Directive
All of the lines below are to be printed again exactly; images are excluded from the output.

═══ Material

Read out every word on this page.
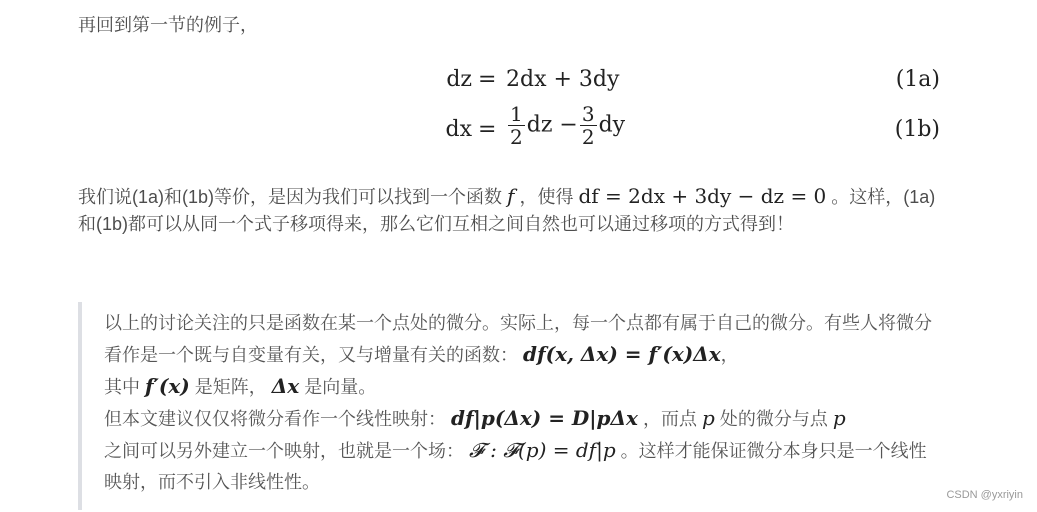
再回到第一节的例子，
dz = 2dx + 3dy	(1a)
dx = $\frac{1}{2}$ dz − $\frac{3}{2}$ dy	(1b)
我们说(1a)和(1b)等价，是因为我们可以找到一个函数 f ，使得 df = 2dx + 3dy − dz = 0 。这样，(1a)和(1b)都可以从同一个式子移项得来，那么它们互相之间自然也可以通过移项的方式得到！
以上的讨论关注的只是函数在某一个点处的微分。实际上，每一个点都有属于自己的微分。有些人将微分看作是一个既与自变量有关，又与增量有关的函数： df(x, Δx) = f′(x)Δx，
其中 f′(x) 是矩阵， Δx 是向量。
但本文建议仅仅将微分看作一个线性映射： df|p(Δx) = D|pΔx ，而点 p 处的微分与点 p
之间可以另外建立一个映射，也就是一个场： 𝓕 : 𝓕(p) = df|p 。这样才能保证微分本身只是一个线性映射，而不引入非线性性。
CSDN @yxriyin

══════

Exercise output
Read out every word on this page.
再回到第一节的例子，
dz = 2dx + 3dy	(1a)
dx = $\frac{1}{2}$ dz − $\frac{3}{2}$ dy	(1b)
我们说(1a)和(1b)等价，是因为我们可以找到一个函数 f ，使得 df = 2dx + 3dy − dz = 0 。这样，(1a)和(1b)都可以从同一个式子移项得来，那么它们互相之间自然也可以通过移项的方式得到！
以上的讨论关注的只是函数在某一个点处的微分。实际上，每一个点都有属于自己的微分。有些人将微分看作是一个既与自变量有关，又与增量有关的函数： df(x, Δx) = f′(x)Δx，
其中 f′(x) 是矩阵， Δx 是向量。
但本文建议仅仅将微分看作一个线性映射： df|p(Δx) = D|pΔx ，而点 p 处的微分与点 p
之间可以另外建立一个映射，也就是一个场： 𝓕 : 𝓕(p) = df|p 。这样才能保证微分本身只是一个线性映射，而不引入非线性性。
CSDN @yxriyin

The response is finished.